▶ [Dataset records]
** BEGIN **
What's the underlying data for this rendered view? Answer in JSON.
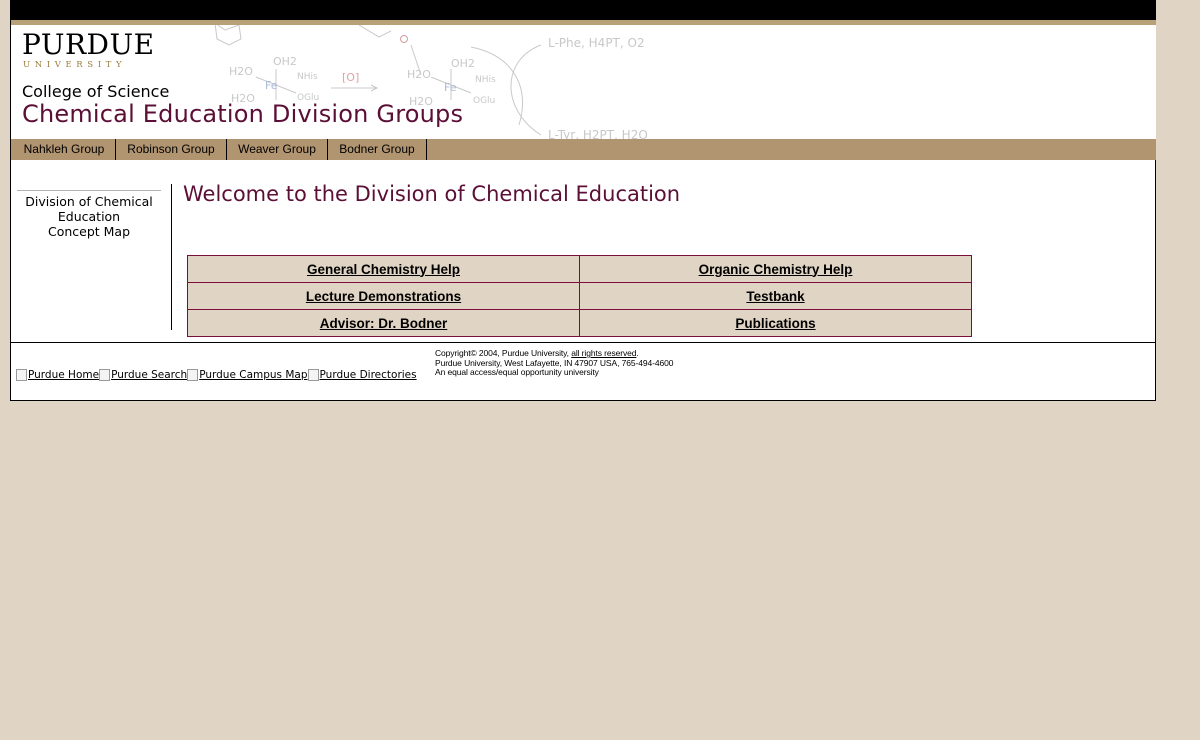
{
  "header": {
    "logo_word": "PURDUE",
    "logo_sub": "UNIVERSITY",
    "college": "College of Science",
    "title": "Chemical Education Division Groups",
    "art_labels": {
      "oh2_a": "OH2",
      "h2o_a": "H2O",
      "fe_a": "Fe",
      "nhis_a": "NHis",
      "oglu_a": "OGlu",
      "h2o_b": "H2O",
      "oxidant": "[O]",
      "oh2_b": "OH2",
      "h2o_c": "H2O",
      "fe_b": "Fe",
      "nhis_b": "NHis",
      "oglu_b": "OGlu",
      "h2o_d": "H2O",
      "phe": "L-Phe, H4PT, O2",
      "tyr": "L-Tyr, H2PT, H2O"
    }
  },
  "nav": {
    "items": [
      "Nahkleh Group",
      "Robinson Group",
      "Weaver Group",
      "Bodner Group"
    ]
  },
  "sidebar": {
    "line1": "Division of Chemical",
    "line2": "Education",
    "line3": "Concept Map"
  },
  "main": {
    "welcome": "Welcome to the Division of Chemical Education",
    "links": [
      [
        "General Chemistry Help",
        "Organic Chemistry Help"
      ],
      [
        "Lecture Demonstrations",
        "Testbank"
      ],
      [
        "Advisor: Dr. Bodner",
        "Publications"
      ]
    ]
  },
  "footer": {
    "links": [
      "Purdue Home",
      "Purdue Search",
      "Purdue Campus Map",
      "Purdue Directories"
    ],
    "copyright_pre": "Copyright© 2004, Purdue University, ",
    "copyright_link": "all rights reserved",
    "copyright_post": ".",
    "address": "Purdue University, West Lafayette, IN 47907 USA, 765-494-4600",
    "equal": "An equal access/equal opportunity university"
  },
  "colors": {
    "background": "#e0d5c4",
    "nav": "#b19470",
    "brand_maroon": "#5b0f36",
    "gold": "#9a7d3e"
  }
}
** END **
▶ [DIRECTIONS]
Write the full listing out again with every line unchanged, but include no pictures.

▶ [RESPONSE TO THIS EXERCISE]
What's the underlying data for this rendered view? Answer in JSON.
{
  "header": {
    "logo_word": "PURDUE",
    "logo_sub": "UNIVERSITY",
    "college": "College of Science",
    "title": "Chemical Education Division Groups",
    "art_labels": {
      "oh2_a": "OH2",
      "h2o_a": "H2O",
      "fe_a": "Fe",
      "nhis_a": "NHis",
      "oglu_a": "OGlu",
      "h2o_b": "H2O",
      "oxidant": "[O]",
      "oh2_b": "OH2",
      "h2o_c": "H2O",
      "fe_b": "Fe",
      "nhis_b": "NHis",
      "oglu_b": "OGlu",
      "h2o_d": "H2O",
      "phe": "L-Phe, H4PT, O2",
      "tyr": "L-Tyr, H2PT, H2O"
    }
  },
  "nav": {
    "items": [
      "Nahkleh Group",
      "Robinson Group",
      "Weaver Group",
      "Bodner Group"
    ]
  },
  "sidebar": {
    "line1": "Division of Chemical",
    "line2": "Education",
    "line3": "Concept Map"
  },
  "main": {
    "welcome": "Welcome to the Division of Chemical Education",
    "links": [
      [
        "General Chemistry Help",
        "Organic Chemistry Help"
      ],
      [
        "Lecture Demonstrations",
        "Testbank"
      ],
      [
        "Advisor: Dr. Bodner",
        "Publications"
      ]
    ]
  },
  "footer": {
    "links": [
      "Purdue Home",
      "Purdue Search",
      "Purdue Campus Map",
      "Purdue Directories"
    ],
    "copyright_pre": "Copyright© 2004, Purdue University, ",
    "copyright_link": "all rights reserved",
    "copyright_post": ".",
    "address": "Purdue University, West Lafayette, IN 47907 USA, 765-494-4600",
    "equal": "An equal access/equal opportunity university"
  },
  "colors": {
    "background": "#e0d5c4",
    "nav": "#b19470",
    "brand_maroon": "#5b0f36",
    "gold": "#9a7d3e"
  }
}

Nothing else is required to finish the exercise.